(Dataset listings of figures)
= = = = =

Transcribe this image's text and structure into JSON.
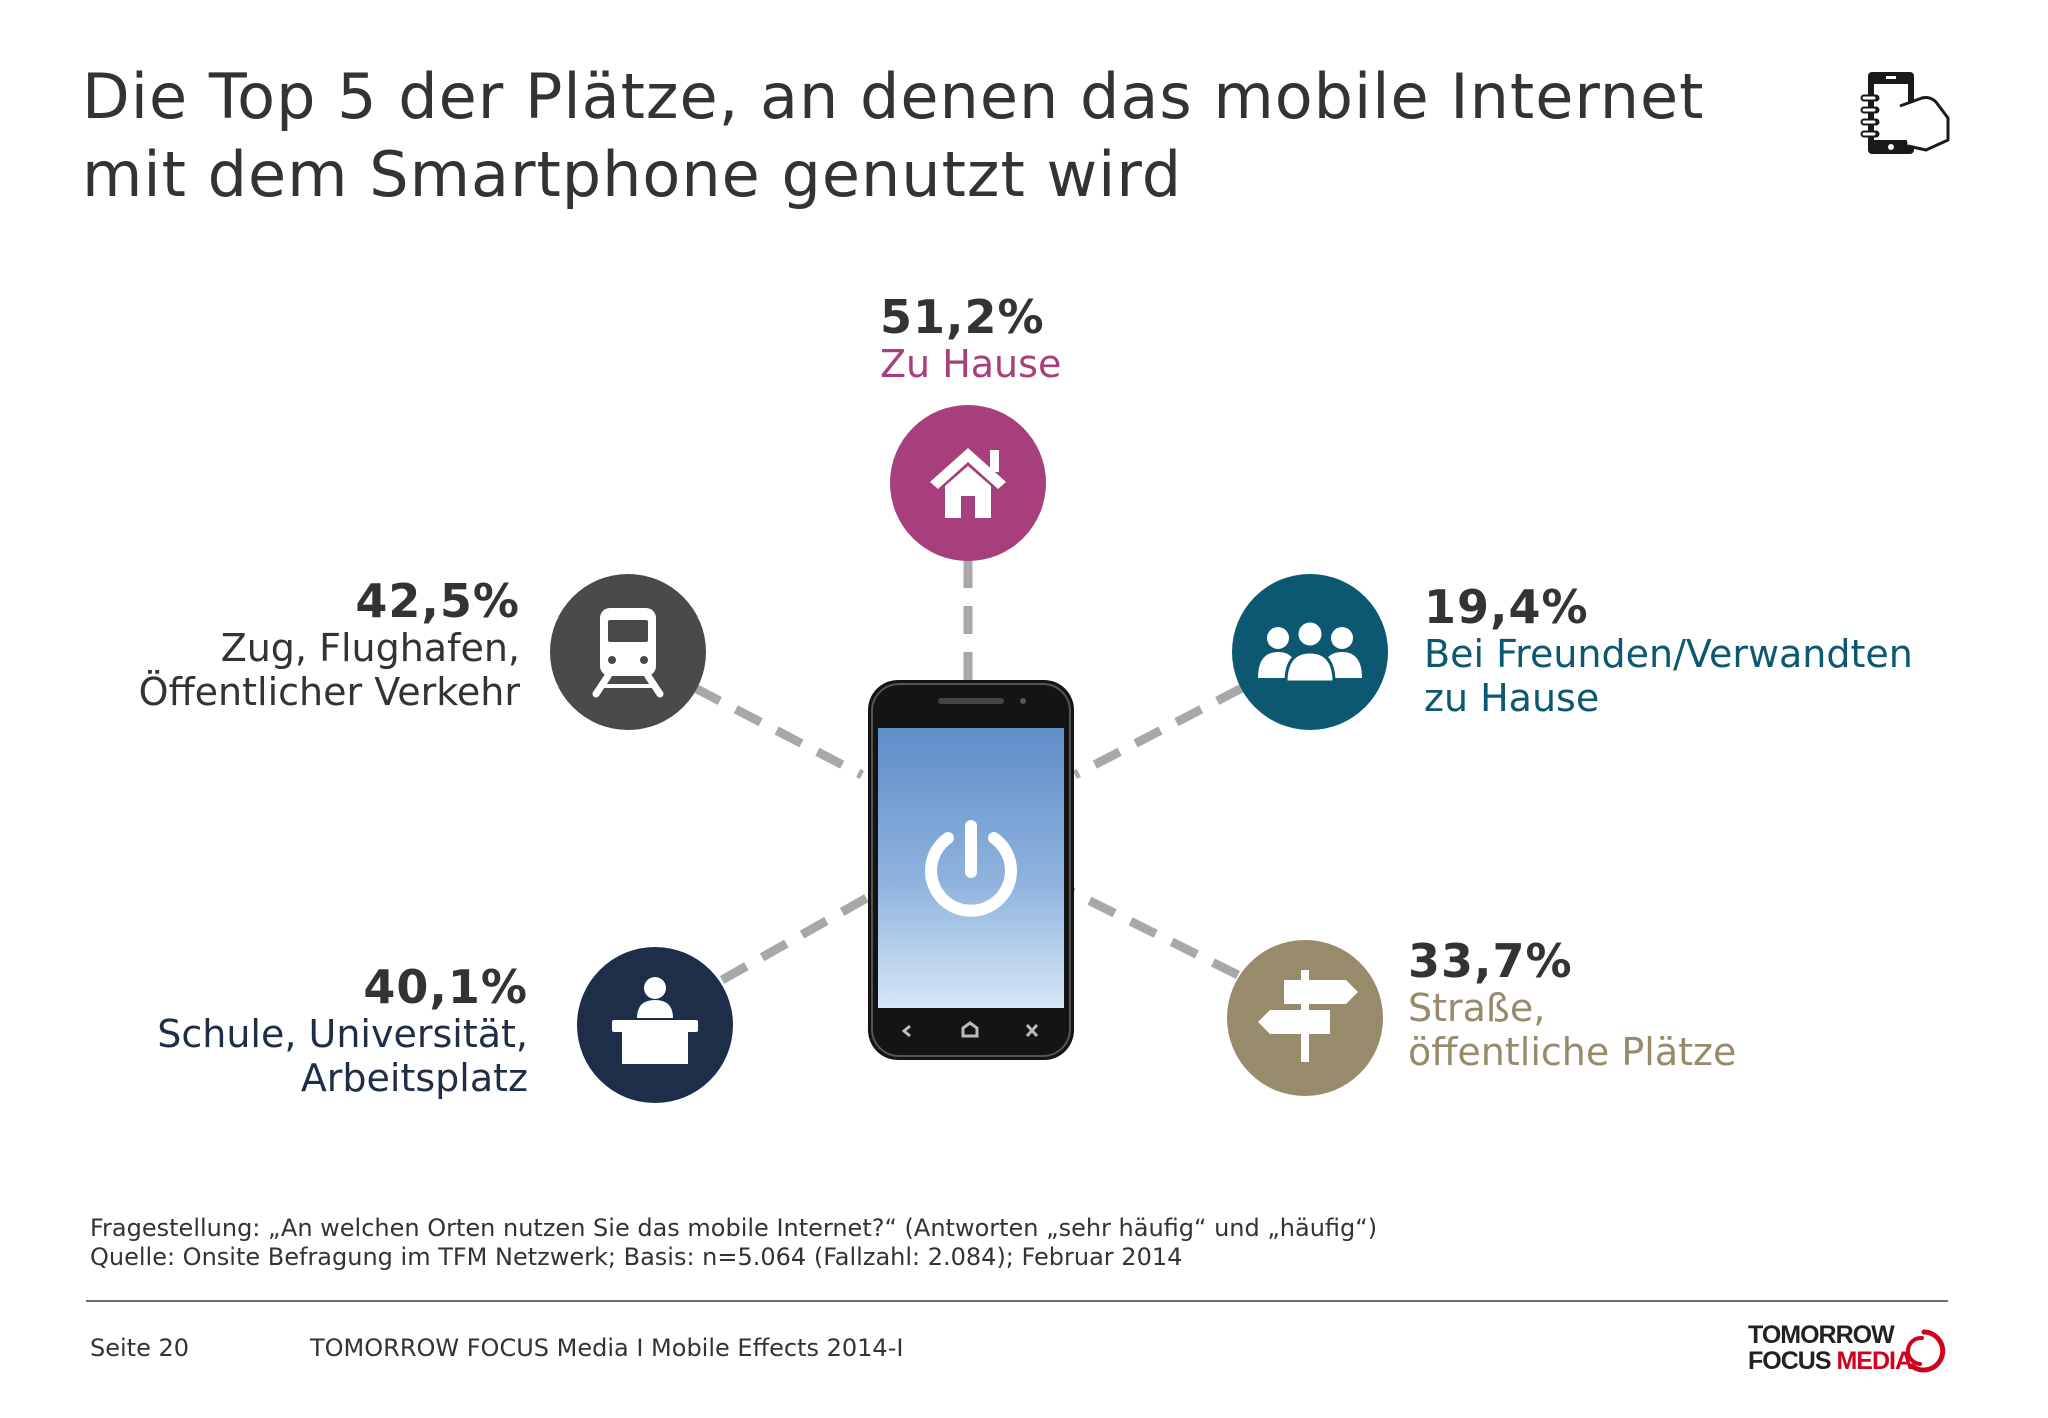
{
  "title": {
    "line1": "Die Top 5 der Plätze, an denen das mobile Internet",
    "line2": "mit dem Smartphone genutzt wird"
  },
  "icons": {
    "corner": "hand-holding-phone-icon",
    "phone": "smartphone-icon",
    "power": "power-icon",
    "nav_back": "back-icon",
    "nav_home": "home-nav-icon",
    "nav_close": "close-icon"
  },
  "colors": {
    "home": "#a63f7c",
    "transport": "#4a4a4a",
    "friends": "#0b5870",
    "education": "#1e2e48",
    "street": "#978b6c",
    "dashes": "#a8a8a8"
  },
  "places": [
    {
      "id": "home",
      "percent": "51,2%",
      "label_lines": [
        "Zu Hause"
      ],
      "icon": "house-icon"
    },
    {
      "id": "transport",
      "percent": "42,5%",
      "label_lines": [
        "Zug, Flughafen,",
        "Öffentlicher Verkehr"
      ],
      "icon": "train-icon"
    },
    {
      "id": "friends",
      "percent": "19,4%",
      "label_lines": [
        "Bei Freunden/Verwandten",
        "zu Hause"
      ],
      "icon": "people-group-icon"
    },
    {
      "id": "education",
      "percent": "40,1%",
      "label_lines": [
        "Schule, Universität,",
        "Arbeitsplatz"
      ],
      "icon": "speaker-desk-icon"
    },
    {
      "id": "street",
      "percent": "33,7%",
      "label_lines": [
        "Straße,",
        "öffentliche Plätze"
      ],
      "icon": "signpost-icon"
    }
  ],
  "notes": {
    "question": "Fragestellung: „An welchen Orten nutzen Sie das mobile Internet?“ (Antworten  „sehr häufig“ und „häufig“)",
    "source": "Quelle: Onsite Befragung im TFM Netzwerk; Basis: n=5.064 (Fallzahl: 2.084); Februar 2014"
  },
  "footer": {
    "page": "Seite 20",
    "company": "TOMORROW FOCUS Media  I  Mobile Effects 2014-I",
    "logo_line1": "TOMORROW",
    "logo_line2a": "FOCUS ",
    "logo_line2b": "MEDIA"
  }
}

= = = = =

Report each line in the preceding entries that holds the string "home".

    "nav_home": "home-nav-icon",
    "home": "#a63f7c",
      "id": "home",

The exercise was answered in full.